AIM>
Write every record out again exactly, and keep images out of it.

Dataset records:

╭──

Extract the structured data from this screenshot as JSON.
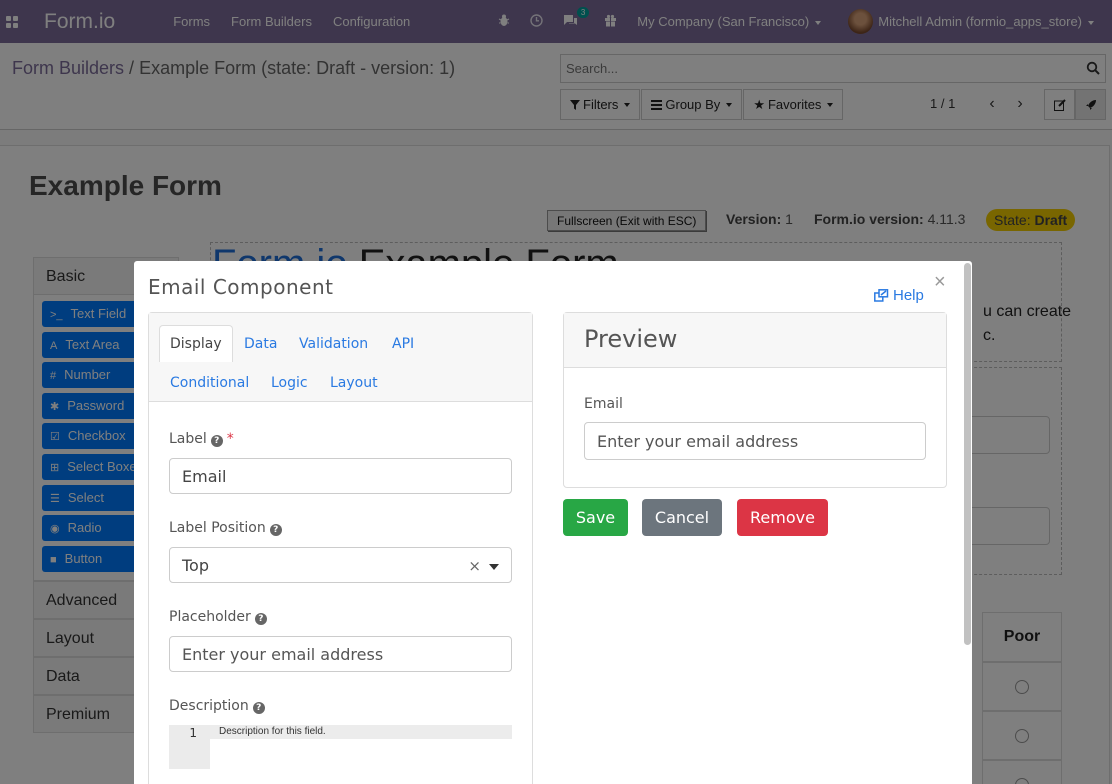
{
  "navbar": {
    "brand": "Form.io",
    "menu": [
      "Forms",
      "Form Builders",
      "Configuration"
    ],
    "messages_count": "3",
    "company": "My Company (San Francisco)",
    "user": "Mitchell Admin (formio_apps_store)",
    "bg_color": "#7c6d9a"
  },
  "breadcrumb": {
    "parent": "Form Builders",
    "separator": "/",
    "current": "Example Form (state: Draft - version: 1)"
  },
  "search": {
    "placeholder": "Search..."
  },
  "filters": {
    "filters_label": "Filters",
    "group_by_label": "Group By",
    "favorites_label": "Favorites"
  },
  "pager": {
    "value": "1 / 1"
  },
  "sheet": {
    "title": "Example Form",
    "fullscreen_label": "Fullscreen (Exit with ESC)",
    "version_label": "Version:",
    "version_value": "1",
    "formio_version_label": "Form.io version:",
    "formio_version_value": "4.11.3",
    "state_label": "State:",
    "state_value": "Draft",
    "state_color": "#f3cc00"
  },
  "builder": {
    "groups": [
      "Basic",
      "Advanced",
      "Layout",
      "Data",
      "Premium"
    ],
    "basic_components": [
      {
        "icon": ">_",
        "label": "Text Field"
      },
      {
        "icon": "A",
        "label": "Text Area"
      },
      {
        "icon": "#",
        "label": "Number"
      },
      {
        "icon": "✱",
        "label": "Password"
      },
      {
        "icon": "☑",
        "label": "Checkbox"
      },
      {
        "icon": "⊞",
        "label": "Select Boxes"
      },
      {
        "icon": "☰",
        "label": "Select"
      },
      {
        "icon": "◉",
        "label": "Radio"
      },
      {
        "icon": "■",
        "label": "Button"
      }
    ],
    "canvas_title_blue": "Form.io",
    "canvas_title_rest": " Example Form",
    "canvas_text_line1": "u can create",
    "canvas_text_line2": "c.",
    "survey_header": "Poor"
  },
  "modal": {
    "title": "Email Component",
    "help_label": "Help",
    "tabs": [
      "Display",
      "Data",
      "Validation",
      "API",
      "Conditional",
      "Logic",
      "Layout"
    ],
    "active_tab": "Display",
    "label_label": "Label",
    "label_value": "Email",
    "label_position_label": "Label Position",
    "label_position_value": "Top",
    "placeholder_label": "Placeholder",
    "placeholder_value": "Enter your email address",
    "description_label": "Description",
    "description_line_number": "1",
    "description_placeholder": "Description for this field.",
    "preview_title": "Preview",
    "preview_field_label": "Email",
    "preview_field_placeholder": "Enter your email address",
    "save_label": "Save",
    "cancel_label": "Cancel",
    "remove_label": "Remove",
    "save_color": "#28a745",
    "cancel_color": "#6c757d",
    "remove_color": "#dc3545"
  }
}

╰──

WRITTEN ANSWER>
Extract the structured data from this screenshot as JSON.
{
  "navbar": {
    "brand": "Form.io",
    "menu": [
      "Forms",
      "Form Builders",
      "Configuration"
    ],
    "messages_count": "3",
    "company": "My Company (San Francisco)",
    "user": "Mitchell Admin (formio_apps_store)",
    "bg_color": "#7c6d9a"
  },
  "breadcrumb": {
    "parent": "Form Builders",
    "separator": "/",
    "current": "Example Form (state: Draft - version: 1)"
  },
  "search": {
    "placeholder": "Search..."
  },
  "filters": {
    "filters_label": "Filters",
    "group_by_label": "Group By",
    "favorites_label": "Favorites"
  },
  "pager": {
    "value": "1 / 1"
  },
  "sheet": {
    "title": "Example Form",
    "fullscreen_label": "Fullscreen (Exit with ESC)",
    "version_label": "Version:",
    "version_value": "1",
    "formio_version_label": "Form.io version:",
    "formio_version_value": "4.11.3",
    "state_label": "State:",
    "state_value": "Draft",
    "state_color": "#f3cc00"
  },
  "builder": {
    "groups": [
      "Basic",
      "Advanced",
      "Layout",
      "Data",
      "Premium"
    ],
    "basic_components": [
      {
        "icon": ">_",
        "label": "Text Field"
      },
      {
        "icon": "A",
        "label": "Text Area"
      },
      {
        "icon": "#",
        "label": "Number"
      },
      {
        "icon": "✱",
        "label": "Password"
      },
      {
        "icon": "☑",
        "label": "Checkbox"
      },
      {
        "icon": "⊞",
        "label": "Select Boxes"
      },
      {
        "icon": "☰",
        "label": "Select"
      },
      {
        "icon": "◉",
        "label": "Radio"
      },
      {
        "icon": "■",
        "label": "Button"
      }
    ],
    "canvas_title_blue": "Form.io",
    "canvas_title_rest": " Example Form",
    "canvas_text_line1": "u can create",
    "canvas_text_line2": "c.",
    "survey_header": "Poor"
  },
  "modal": {
    "title": "Email Component",
    "help_label": "Help",
    "tabs": [
      "Display",
      "Data",
      "Validation",
      "API",
      "Conditional",
      "Logic",
      "Layout"
    ],
    "active_tab": "Display",
    "label_label": "Label",
    "label_value": "Email",
    "label_position_label": "Label Position",
    "label_position_value": "Top",
    "placeholder_label": "Placeholder",
    "placeholder_value": "Enter your email address",
    "description_label": "Description",
    "description_line_number": "1",
    "description_placeholder": "Description for this field.",
    "preview_title": "Preview",
    "preview_field_label": "Email",
    "preview_field_placeholder": "Enter your email address",
    "save_label": "Save",
    "cancel_label": "Cancel",
    "remove_label": "Remove",
    "save_color": "#28a745",
    "cancel_color": "#6c757d",
    "remove_color": "#dc3545"
  }
}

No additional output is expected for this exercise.